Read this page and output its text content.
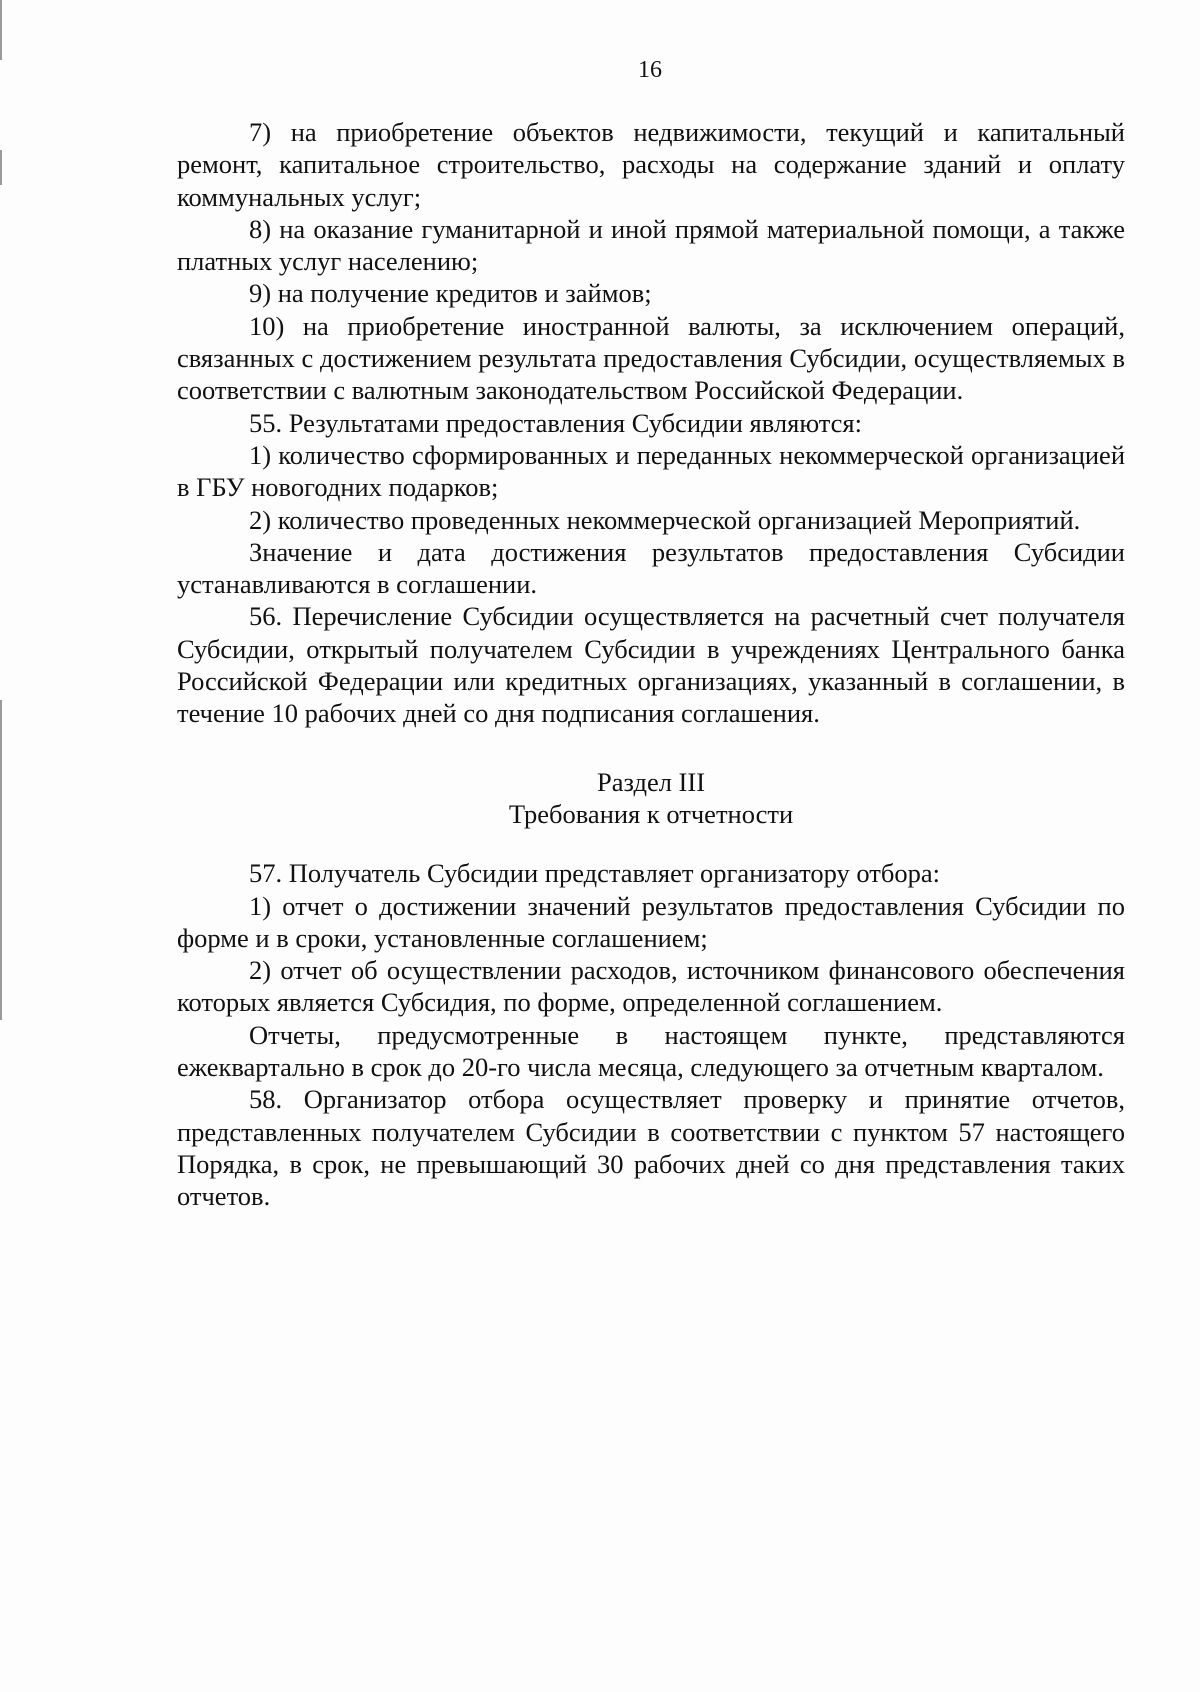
16

7) на приобретение объектов недвижимости, текущий и капитальный ремонт, капитальное строительство, расходы на содержание зданий и оплату коммунальных услуг;

8) на оказание гуманитарной и иной прямой материальной помощи, а также платных услуг населению;

9) на получение кредитов и займов;

10) на приобретение иностранной валюты, за исключением операций, связанных с достижением результата предоставления Субсидии, осуществляемых в соответствии с валютным законодательством Российской Федерации.

55. Результатами предоставления Субсидии являются:

1) количество сформированных и переданных некоммерческой организацией в ГБУ новогодних подарков;

2) количество проведенных некоммерческой организацией Мероприятий.

Значение и дата достижения результатов предоставления Субсидии устанавливаются в соглашении.

56. Перечисление Субсидии осуществляется на расчетный счет получателя Субсидии, открытый получателем Субсидии в учреждениях Центрального банка Российской Федерации или кредитных организациях, указанный в соглашении, в течение 10 рабочих дней со дня подписания соглашения.

Раздел III

Требования к отчетности

57. Получатель Субсидии представляет организатору отбора:

1) отчет о достижении значений результатов предоставления Субсидии по форме и в сроки, установленные соглашением;

2) отчет об осуществлении расходов, источником финансового обеспечения которых является Субсидия, по форме, определенной соглашением.

Отчеты, предусмотренные в настоящем пункте, представляются ежеквартально в срок до 20-го числа месяца, следующего за отчетным кварталом.

58. Организатор отбора осуществляет проверку и принятие отчетов, представленных получателем Субсидии в соответствии с пунктом 57 настоящего Порядка, в срок, не превышающий 30 рабочих дней со дня представления таких отчетов.
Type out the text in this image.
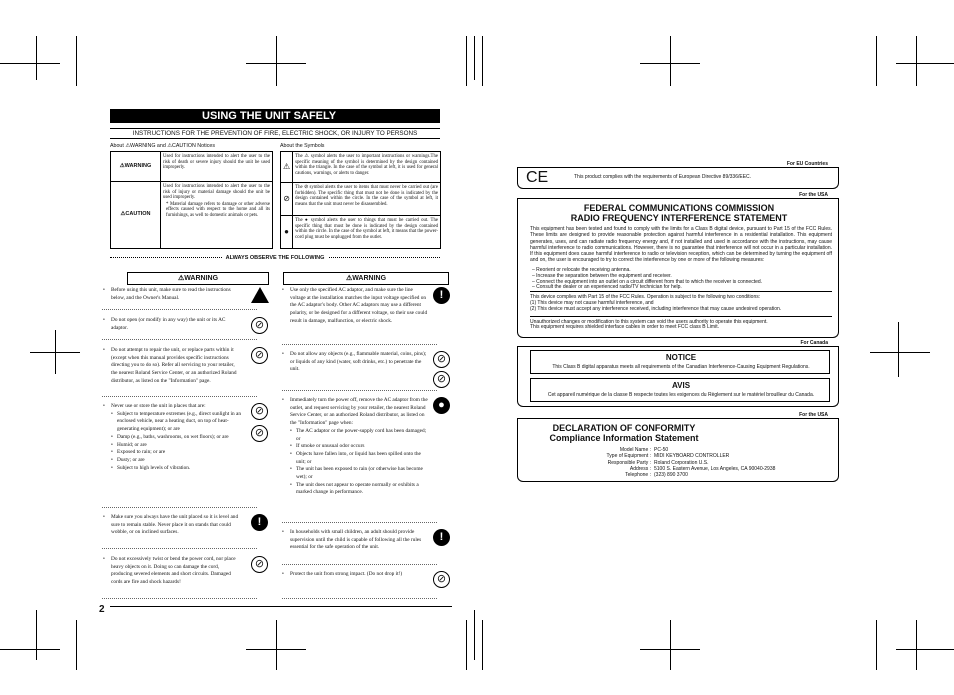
USING THE UNIT SAFELY
INSTRUCTIONS FOR THE PREVENTION OF FIRE, ELECTRIC SHOCK, OR INJURY TO PERSONS
About ⚠WARNING and ⚠CAUTION Notices	About the Symbols
⚠WARNING	Used for instructions intended to alert the user to the risk of death or severe injury should the unit be used improperly.
⚠CAUTION	Used for instructions intended to alert the user to the risk of injury or material damage should the unit be used improperly.
* Material damage refers to damage or other adverse effects caused with respect to the home and all its furnishings, as well to domestic animals or pets.
⚠	The ⚠ symbol alerts the user to important instructions or warnings.The specific meaning of the symbol is determined by the design contained within the triangle. In the case of the symbol at left, it is used for general cautions, warnings, or alerts to danger.
⊘	The ⊘ symbol alerts the user to items that must never be carried out (are forbidden). The specific thing that must not be done is indicated by the design contained within the circle. In the case of the symbol at left, it means that the unit must never be disassembled.
●	The ● symbol alerts the user to things that must be carried out. The specific thing that must be done is indicated by the design contained within the circle. In the case of the symbol at left, it means that the power-cord plug must be unplugged from the outlet.
ALWAYS OBSERVE THE FOLLOWING
⚠WARNING	⚠WARNING
• Before using this unit, make sure to read the instructions below, and the Owner's Manual.
• Do not open (or modify in any way) the unit or its AC adaptor.	⊘
• Do not attempt to repair the unit, or replace parts within it (except when this manual provides specific instructions directing you to do so). Refer all servicing to your retailer, the nearest Roland Service Center, or an authorized Roland distributor, as listed on the "Information" page.
⊘
• Never use or store the unit in places that are:
• Subject to temperature extremes (e.g., direct sunlight in an enclosed vehicle, near a heating duct, on top of heat-generating equipment); or are
• Damp (e.g., baths, washrooms, on wet floors); or are
• Humid; or are
• Exposed to rain; or are
• Dusty; or are
• Subject to high levels of vibration.
⊘
⊘
• Make sure you always have the unit placed so it is level and sure to remain stable. Never place it on stands that could wobble, or on inclined surfaces.
!
• Do not excessively twist or bend the power cord, nor place heavy objects on it. Doing so can damage the cord, producing severed elements and short circuits. Damaged cords are fire and shock hazards!
⊘
• Use only the specified AC adaptor, and make sure the line voltage at the installation matches the input voltage specified on the AC adaptor's body. Other AC adaptors may use a different polarity, or be designed for a different voltage, so their use could result in damage, malfunction, or electric shock.
!
• Do not allow any objects (e.g., flammable material, coins, pins); or liquids of any kind (water, soft drinks, etc.) to penetrate the unit.
⊘
⊘
• Immediately turn the power off, remove the AC adaptor from the outlet, and request servicing by your retailer, the nearest Roland Service Center, or an authorized Roland distributor, as listed on the "Information" page when:
• The AC adaptor or the power-supply cord has been damaged; or
• If smoke or unusual odor occurs
• Objects have fallen into, or liquid has been spilled onto the unit; or
• The unit has been exposed to rain (or otherwise has become wet); or
• The unit does not appear to operate normally or exhibits a marked change in performance.
●
• In households with small children, an adult should provide supervision until the child is capable of following all the rules essential for the safe operation of the unit.
!
• Protect the unit from strong impact. (Do not drop it!)	⊘
2
For EU Countries
CE	This product complies with the requirements of European Directive 89/336/EEC.
For the USA
FEDERAL COMMUNICATIONS COMMISSION
RADIO FREQUENCY INTERFERENCE STATEMENT
This equipment has been tested and found to comply with the limits for a Class B digital device, pursuant to Part 15 of the FCC Rules. These limits are designed to provide reasonable protection against harmful interference in a residential installation. This equipment generates, uses, and can radiate radio frequency energy and, if not installed and used in accordance with the instructions, may cause harmful interference to radio communications. However, there is no guarantee that interference will not occur in a particular installation. If this equipment does cause harmful interference to radio or television reception, which can be determined by turning the equipment off and on, the user is encouraged to try to correct the interference by one or more of the following measures:
– Reorient or relocate the receiving antenna.
– Increase the separation between the equipment and receiver.
– Connect the equipment into an outlet on a circuit different from that to which the receiver is connected.
– Consult the dealer or an experienced radio/TV technician for help.
This device complies with Part 15 of the FCC Rules. Operation is subject to the following two conditions:
(1) This device may not cause harmful interference, and
(2) This device must accept any interference received, including interference that may cause undesired operation.
Unauthorized changes or modification to this system can void the users authority to operate this equipment.
This equipment requires shielded interface cables in order to meet FCC class B Limit.
For Canada
NOTICE
This Class B digital apparatus meets all requirements of the Canadian Interference-Causing Equipment Regulations.
AVIS
Cet appareil numérique de la classe B respecte toutes les exigences du Règlement sur le matériel brouilleur du Canada.
For the USA
DECLARATION OF CONFORMITY
Compliance Information Statement
Model Name : PC-50
Type of Equipment : MIDI KEYBOARD CONTROLLER
Responsible Party : Roland Corporation U.S.
Address : 5100 S. Eastern Avenue, Los Angeles, CA 90040-2938
Telephone : (323) 890 3700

===

[To be done]: Pictures are excluded; copy every other part of the records exactly.

[Exercise answer]:
Read this page and output its text content.
16

7) на приобретение объектов недвижимости, текущий и капитальный ремонт, капитальное строительство, расходы на содержание зданий и оплату коммунальных услуг;

8) на оказание гуманитарной и иной прямой материальной помощи, а также платных услуг населению;

9) на получение кредитов и займов;

10) на приобретение иностранной валюты, за исключением операций, связанных с достижением результата предоставления Субсидии, осуществляемых в соответствии с валютным законодательством Российской Федерации.

55. Результатами предоставления Субсидии являются:

1) количество сформированных и переданных некоммерческой организацией в ГБУ новогодних подарков;

2) количество проведенных некоммерческой организацией Мероприятий.

Значение и дата достижения результатов предоставления Субсидии устанавливаются в соглашении.

56. Перечисление Субсидии осуществляется на расчетный счет получателя Субсидии, открытый получателем Субсидии в учреждениях Центрального банка Российской Федерации или кредитных организациях, указанный в соглашении, в течение 10 рабочих дней со дня подписания соглашения.

Раздел III

Требования к отчетности

57. Получатель Субсидии представляет организатору отбора:

1) отчет о достижении значений результатов предоставления Субсидии по форме и в сроки, установленные соглашением;

2) отчет об осуществлении расходов, источником финансового обеспечения которых является Субсидия, по форме, определенной соглашением.

Отчеты, предусмотренные в настоящем пункте, представляются ежеквартально в срок до 20-го числа месяца, следующего за отчетным кварталом.

58. Организатор отбора осуществляет проверку и принятие отчетов, представленных получателем Субсидии в соответствии с пунктом 57 настоящего Порядка, в срок, не превышающий 30 рабочих дней со дня представления таких отчетов.
Type out the text in this image.
USING THE UNIT SAFELY
INSTRUCTIONS FOR THE PREVENTION OF FIRE, ELECTRIC SHOCK, OR INJURY TO PERSONS
About ⚠WARNING and ⚠CAUTION Notices	About the Symbols
⚠WARNING	Used for instructions intended to alert the user to the risk of death or severe injury should the unit be used improperly.
⚠CAUTION	Used for instructions intended to alert the user to the risk of injury or material damage should the unit be used improperly.
* Material damage refers to damage or other adverse effects caused with respect to the home and all its furnishings, as well to domestic animals or pets.
⚠	The ⚠ symbol alerts the user to important instructions or warnings.The specific meaning of the symbol is determined by the design contained within the triangle. In the case of the symbol at left, it is used for general cautions, warnings, or alerts to danger.
⊘	The ⊘ symbol alerts the user to items that must never be carried out (are forbidden). The specific thing that must not be done is indicated by the design contained within the circle. In the case of the symbol at left, it means that the unit must never be disassembled.
●	The ● symbol alerts the user to things that must be carried out. The specific thing that must be done is indicated by the design contained within the circle. In the case of the symbol at left, it means that the power-cord plug must be unplugged from the outlet.
ALWAYS OBSERVE THE FOLLOWING
⚠WARNING	⚠WARNING
• Before using this unit, make sure to read the instructions below, and the Owner's Manual.
• Do not open (or modify in any way) the unit or its AC adaptor.	⊘
• Do not attempt to repair the unit, or replace parts within it (except when this manual provides specific instructions directing you to do so). Refer all servicing to your retailer, the nearest Roland Service Center, or an authorized Roland distributor, as listed on the "Information" page.
⊘
• Never use or store the unit in places that are:
• Subject to temperature extremes (e.g., direct sunlight in an enclosed vehicle, near a heating duct, on top of heat-generating equipment); or are
• Damp (e.g., baths, washrooms, on wet floors); or are
• Humid; or are
• Exposed to rain; or are
• Dusty; or are
• Subject to high levels of vibration.
⊘
⊘
• Make sure you always have the unit placed so it is level and sure to remain stable. Never place it on stands that could wobble, or on inclined surfaces.
!
• Do not excessively twist or bend the power cord, nor place heavy objects on it. Doing so can damage the cord, producing severed elements and short circuits. Damaged cords are fire and shock hazards!
⊘
• Use only the specified AC adaptor, and make sure the line voltage at the installation matches the input voltage specified on the AC adaptor's body. Other AC adaptors may use a different polarity, or be designed for a different voltage, so their use could result in damage, malfunction, or electric shock.
!
• Do not allow any objects (e.g., flammable material, coins, pins); or liquids of any kind (water, soft drinks, etc.) to penetrate the unit.
⊘
⊘
• Immediately turn the power off, remove the AC adaptor from the outlet, and request servicing by your retailer, the nearest Roland Service Center, or an authorized Roland distributor, as listed on the "Information" page when:
• The AC adaptor or the power-supply cord has been damaged; or
• If smoke or unusual odor occurs
• Objects have fallen into, or liquid has been spilled onto the unit; or
• The unit has been exposed to rain (or otherwise has become wet); or
• The unit does not appear to operate normally or exhibits a marked change in performance.
●
• In households with small children, an adult should provide supervision until the child is capable of following all the rules essential for the safe operation of the unit.
!
• Protect the unit from strong impact. (Do not drop it!)	⊘
2
For EU Countries
CE	This product complies with the requirements of European Directive 89/336/EEC.
For the USA
FEDERAL COMMUNICATIONS COMMISSION
RADIO FREQUENCY INTERFERENCE STATEMENT
This equipment has been tested and found to comply with the limits for a Class B digital device, pursuant to Part 15 of the FCC Rules. These limits are designed to provide reasonable protection against harmful interference in a residential installation. This equipment generates, uses, and can radiate radio frequency energy and, if not installed and used in accordance with the instructions, may cause harmful interference to radio communications. However, there is no guarantee that interference will not occur in a particular installation. If this equipment does cause harmful interference to radio or television reception, which can be determined by turning the equipment off and on, the user is encouraged to try to correct the interference by one or more of the following measures:
– Reorient or relocate the receiving antenna.
– Increase the separation between the equipment and receiver.
– Connect the equipment into an outlet on a circuit different from that to which the receiver is connected.
– Consult the dealer or an experienced radio/TV technician for help.
This device complies with Part 15 of the FCC Rules. Operation is subject to the following two conditions:
(1) This device may not cause harmful interference, and
(2) This device must accept any interference received, including interference that may cause undesired operation.
Unauthorized changes or modification to this system can void the users authority to operate this equipment.
This equipment requires shielded interface cables in order to meet FCC class B Limit.
For Canada
NOTICE
This Class B digital apparatus meets all requirements of the Canadian Interference-Causing Equipment Regulations.
AVIS
Cet appareil numérique de la classe B respecte toutes les exigences du Règlement sur le matériel brouilleur du Canada.
For the USA
DECLARATION OF CONFORMITY
Compliance Information Statement
Model Name : PC-50
Type of Equipment : MIDI KEYBOARD CONTROLLER
Responsible Party : Roland Corporation U.S.
Address : 5100 S. Eastern Avenue, Los Angeles, CA 90040-2938
Telephone : (323) 890 3700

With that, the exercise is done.